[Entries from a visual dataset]
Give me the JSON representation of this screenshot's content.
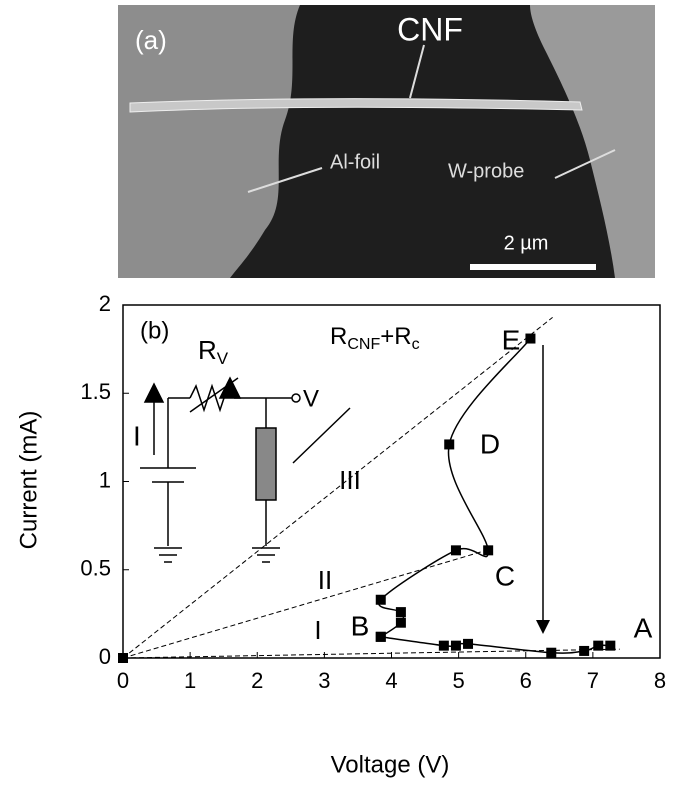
{
  "image_panel": {
    "label": "(a)",
    "fiber_label": "CNF",
    "left_label": "Al-foil",
    "right_label": "W-probe",
    "scale_bar": "2 µm"
  },
  "chart_data": {
    "type": "scatter",
    "panel_label": "(b)",
    "x_label": "Voltage (V)",
    "y_label": "Current (mA)",
    "xlim": [
      0,
      8
    ],
    "ylim": [
      0,
      2
    ],
    "xticks": [
      0,
      1,
      2,
      3,
      4,
      5,
      6,
      7,
      8
    ],
    "yticks": [
      0,
      0.5,
      1,
      1.5,
      2
    ],
    "color": "#000000",
    "series": [
      {
        "x": [
          0
        ],
        "values": [
          0
        ]
      },
      {
        "x": [
          3.84,
          4.14,
          4.14,
          3.84,
          4.96,
          5.44,
          4.86,
          6.07
        ],
        "values": [
          0.12,
          0.2,
          0.26,
          0.33,
          0.61,
          0.61,
          1.21,
          1.81
        ]
      },
      {
        "x": [
          3.84,
          4.78,
          4.96,
          5.14,
          6.38,
          6.87,
          7.08,
          7.26
        ],
        "values": [
          0.12,
          0.07,
          0.07,
          0.08,
          0.03,
          0.04,
          0.07,
          0.07
        ]
      }
    ],
    "reference_lines": [
      {
        "label": "I",
        "x": [
          0,
          7.4
        ],
        "values": [
          0,
          0.05
        ]
      },
      {
        "label": "II",
        "x": [
          0,
          5.5
        ],
        "values": [
          0,
          0.62
        ]
      },
      {
        "label": "III",
        "x": [
          0,
          6.4
        ],
        "values": [
          0,
          1.93
        ]
      }
    ],
    "point_labels": [
      "A",
      "B",
      "C",
      "D",
      "E"
    ],
    "inset": {
      "resistor": "R",
      "resistor_sub": "V",
      "current": "I",
      "voltage": "V",
      "load": [
        "R",
        "CNF",
        "+R",
        "c"
      ]
    }
  }
}
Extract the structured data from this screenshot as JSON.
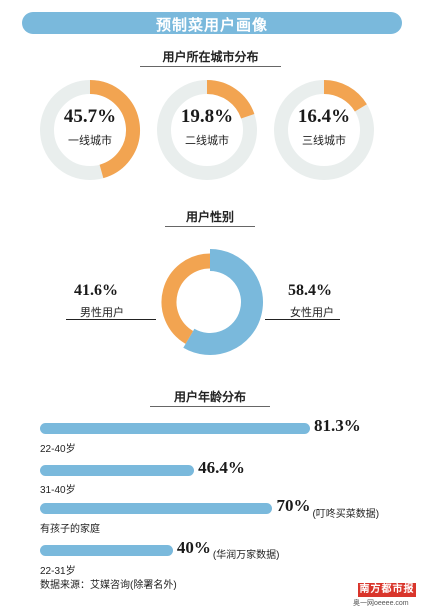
{
  "title": "预制菜用户画像",
  "city_section": {
    "title": "用户所在城市分布"
  },
  "gender_section": {
    "title": "用户性别"
  },
  "age_section": {
    "title": "用户年龄分布"
  },
  "source": "数据来源：艾媒咨询(除署名外)",
  "logo": {
    "name": "南方都市报",
    "sub": "奥一网oeeee.com"
  },
  "colors": {
    "blue": "#7ab9dc",
    "orange": "#f2a451",
    "track": "#e9eeed"
  },
  "chart_data": [
    {
      "type": "pie",
      "title": "用户所在城市分布",
      "slices": [
        {
          "label": "一线城市",
          "value": 45.7,
          "text": "45.7%"
        },
        {
          "label": "二线城市",
          "value": 19.8,
          "text": "19.8%"
        },
        {
          "label": "三线城市",
          "value": 16.4,
          "text": "16.4%"
        }
      ]
    },
    {
      "type": "pie",
      "title": "用户性别",
      "slices": [
        {
          "label": "男性用户",
          "value": 41.6,
          "text": "41.6%"
        },
        {
          "label": "女性用户",
          "value": 58.4,
          "text": "58.4%"
        }
      ]
    },
    {
      "type": "bar",
      "title": "用户年龄分布",
      "bars": [
        {
          "label": "22-40岁",
          "value": 81.3,
          "text": "81.3%",
          "note": ""
        },
        {
          "label": "31-40岁",
          "value": 46.4,
          "text": "46.4%",
          "note": ""
        },
        {
          "label": "有孩子的家庭",
          "value": 70,
          "text": "70%",
          "note": "(叮咚买菜数据)"
        },
        {
          "label": "22-31岁",
          "value": 40,
          "text": "40%",
          "note": "(华润万家数据)"
        }
      ]
    }
  ]
}
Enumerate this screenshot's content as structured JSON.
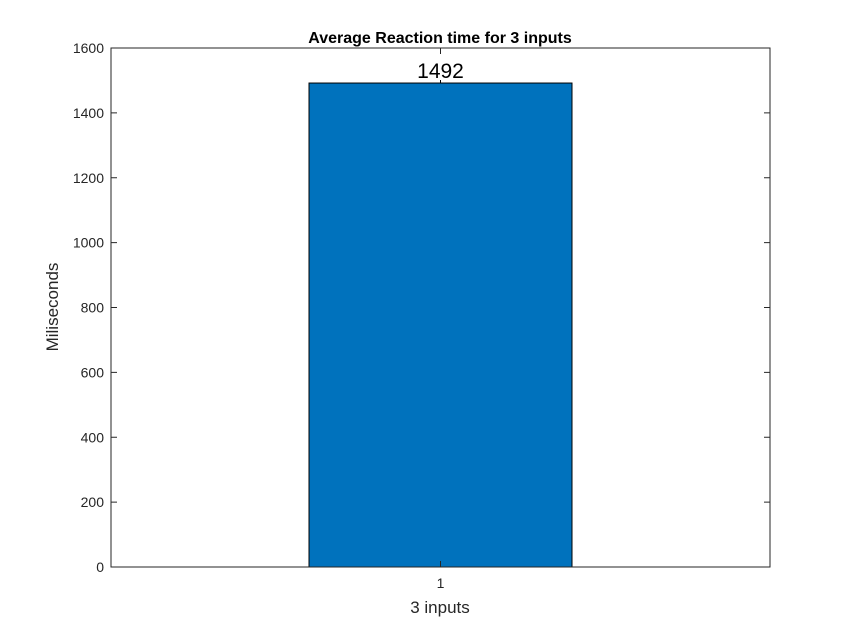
{
  "chart_data": {
    "type": "bar",
    "title": "Average Reaction time for 3 inputs",
    "xlabel": "3 inputs",
    "ylabel": "Miliseconds",
    "categories": [
      "1"
    ],
    "values": [
      1492
    ],
    "data_labels": [
      "1492"
    ],
    "ylim": [
      0,
      1600
    ],
    "yticks": [
      0,
      200,
      400,
      600,
      800,
      1000,
      1200,
      1400,
      1600
    ],
    "ytick_labels": [
      "0",
      "200",
      "400",
      "600",
      "800",
      "1000",
      "1200",
      "1400",
      "1600"
    ],
    "grid": false,
    "bar_color": "#0072BD"
  }
}
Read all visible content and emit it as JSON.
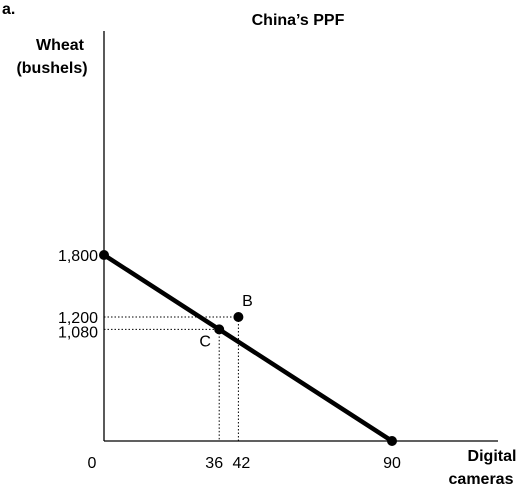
{
  "chart_data": {
    "type": "line",
    "panel_label": "a.",
    "title": "China’s PPF",
    "ylabel_lines": [
      "Wheat",
      "(bushels)"
    ],
    "xlabel_lines": [
      "Digital",
      "cameras"
    ],
    "xlim": [
      0,
      90
    ],
    "ylim": [
      0,
      1800
    ],
    "x_ticks": [
      {
        "value": 0,
        "label": "0"
      },
      {
        "value": 36,
        "label": "36"
      },
      {
        "value": 42,
        "label": "42"
      },
      {
        "value": 90,
        "label": "90"
      }
    ],
    "y_ticks": [
      {
        "value": 1800,
        "label": "1,800"
      },
      {
        "value": 1200,
        "label": "1,200"
      },
      {
        "value": 1080,
        "label": "1,080"
      }
    ],
    "series": [
      {
        "x": [
          0,
          90
        ],
        "y": [
          1800,
          0
        ]
      }
    ],
    "points": [
      {
        "label": "B",
        "x": 42,
        "y": 1200
      },
      {
        "label": "C",
        "x": 36,
        "y": 1080
      }
    ],
    "grid": false,
    "colors": {
      "line": "#000000",
      "guide": "#000000"
    }
  }
}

### Objective
Transcribe the whole listing exactly. Pictures stay out of your copy.

### Answer to the exercise
Give me the JSON representation of this screenshot's content.
{
  "image_panel": {
    "label": "(a)",
    "fiber_label": "CNF",
    "left_label": "Al-foil",
    "right_label": "W-probe",
    "scale_bar": "2 µm"
  },
  "chart_data": {
    "type": "scatter",
    "panel_label": "(b)",
    "x_label": "Voltage (V)",
    "y_label": "Current (mA)",
    "xlim": [
      0,
      8
    ],
    "ylim": [
      0,
      2
    ],
    "xticks": [
      0,
      1,
      2,
      3,
      4,
      5,
      6,
      7,
      8
    ],
    "yticks": [
      0,
      0.5,
      1,
      1.5,
      2
    ],
    "color": "#000000",
    "series": [
      {
        "x": [
          0
        ],
        "values": [
          0
        ]
      },
      {
        "x": [
          3.84,
          4.14,
          4.14,
          3.84,
          4.96,
          5.44,
          4.86,
          6.07
        ],
        "values": [
          0.12,
          0.2,
          0.26,
          0.33,
          0.61,
          0.61,
          1.21,
          1.81
        ]
      },
      {
        "x": [
          3.84,
          4.78,
          4.96,
          5.14,
          6.38,
          6.87,
          7.08,
          7.26
        ],
        "values": [
          0.12,
          0.07,
          0.07,
          0.08,
          0.03,
          0.04,
          0.07,
          0.07
        ]
      }
    ],
    "reference_lines": [
      {
        "label": "I",
        "x": [
          0,
          7.4
        ],
        "values": [
          0,
          0.05
        ]
      },
      {
        "label": "II",
        "x": [
          0,
          5.5
        ],
        "values": [
          0,
          0.62
        ]
      },
      {
        "label": "III",
        "x": [
          0,
          6.4
        ],
        "values": [
          0,
          1.93
        ]
      }
    ],
    "point_labels": [
      "A",
      "B",
      "C",
      "D",
      "E"
    ],
    "inset": {
      "resistor": "R",
      "resistor_sub": "V",
      "current": "I",
      "voltage": "V",
      "load": [
        "R",
        "CNF",
        "+R",
        "c"
      ]
    }
  }
}
Extract the structured data from this screenshot as JSON.
{
  "title": "预制菜用户画像",
  "city_section": {
    "title": "用户所在城市分布"
  },
  "gender_section": {
    "title": "用户性别"
  },
  "age_section": {
    "title": "用户年龄分布"
  },
  "source": "数据来源：艾媒咨询(除署名外)",
  "logo": {
    "name": "南方都市报",
    "sub": "奥一网oeeee.com"
  },
  "colors": {
    "blue": "#7ab9dc",
    "orange": "#f2a451",
    "track": "#e9eeed"
  },
  "chart_data": [
    {
      "type": "pie",
      "title": "用户所在城市分布",
      "slices": [
        {
          "label": "一线城市",
          "value": 45.7,
          "text": "45.7%"
        },
        {
          "label": "二线城市",
          "value": 19.8,
          "text": "19.8%"
        },
        {
          "label": "三线城市",
          "value": 16.4,
          "text": "16.4%"
        }
      ]
    },
    {
      "type": "pie",
      "title": "用户性别",
      "slices": [
        {
          "label": "男性用户",
          "value": 41.6,
          "text": "41.6%"
        },
        {
          "label": "女性用户",
          "value": 58.4,
          "text": "58.4%"
        }
      ]
    },
    {
      "type": "bar",
      "title": "用户年龄分布",
      "bars": [
        {
          "label": "22-40岁",
          "value": 81.3,
          "text": "81.3%",
          "note": ""
        },
        {
          "label": "31-40岁",
          "value": 46.4,
          "text": "46.4%",
          "note": ""
        },
        {
          "label": "有孩子的家庭",
          "value": 70,
          "text": "70%",
          "note": "(叮咚买菜数据)"
        },
        {
          "label": "22-31岁",
          "value": 40,
          "text": "40%",
          "note": "(华润万家数据)"
        }
      ]
    }
  ]
}
Enumerate this screenshot's content as structured JSON.
{
  "chart_data": {
    "type": "bar",
    "title": "Average Reaction time for 3 inputs",
    "xlabel": "3 inputs",
    "ylabel": "Miliseconds",
    "categories": [
      "1"
    ],
    "values": [
      1492
    ],
    "data_labels": [
      "1492"
    ],
    "ylim": [
      0,
      1600
    ],
    "yticks": [
      0,
      200,
      400,
      600,
      800,
      1000,
      1200,
      1400,
      1600
    ],
    "ytick_labels": [
      "0",
      "200",
      "400",
      "600",
      "800",
      "1000",
      "1200",
      "1400",
      "1600"
    ],
    "grid": false,
    "bar_color": "#0072BD"
  }
}
Read all visible content and emit it as JSON.
{
  "chart_data": {
    "type": "line",
    "panel_label": "a.",
    "title": "China’s PPF",
    "ylabel_lines": [
      "Wheat",
      "(bushels)"
    ],
    "xlabel_lines": [
      "Digital",
      "cameras"
    ],
    "xlim": [
      0,
      90
    ],
    "ylim": [
      0,
      1800
    ],
    "x_ticks": [
      {
        "value": 0,
        "label": "0"
      },
      {
        "value": 36,
        "label": "36"
      },
      {
        "value": 42,
        "label": "42"
      },
      {
        "value": 90,
        "label": "90"
      }
    ],
    "y_ticks": [
      {
        "value": 1800,
        "label": "1,800"
      },
      {
        "value": 1200,
        "label": "1,200"
      },
      {
        "value": 1080,
        "label": "1,080"
      }
    ],
    "series": [
      {
        "x": [
          0,
          90
        ],
        "y": [
          1800,
          0
        ]
      }
    ],
    "points": [
      {
        "label": "B",
        "x": 42,
        "y": 1200
      },
      {
        "label": "C",
        "x": 36,
        "y": 1080
      }
    ],
    "grid": false,
    "colors": {
      "line": "#000000",
      "guide": "#000000"
    }
  }
}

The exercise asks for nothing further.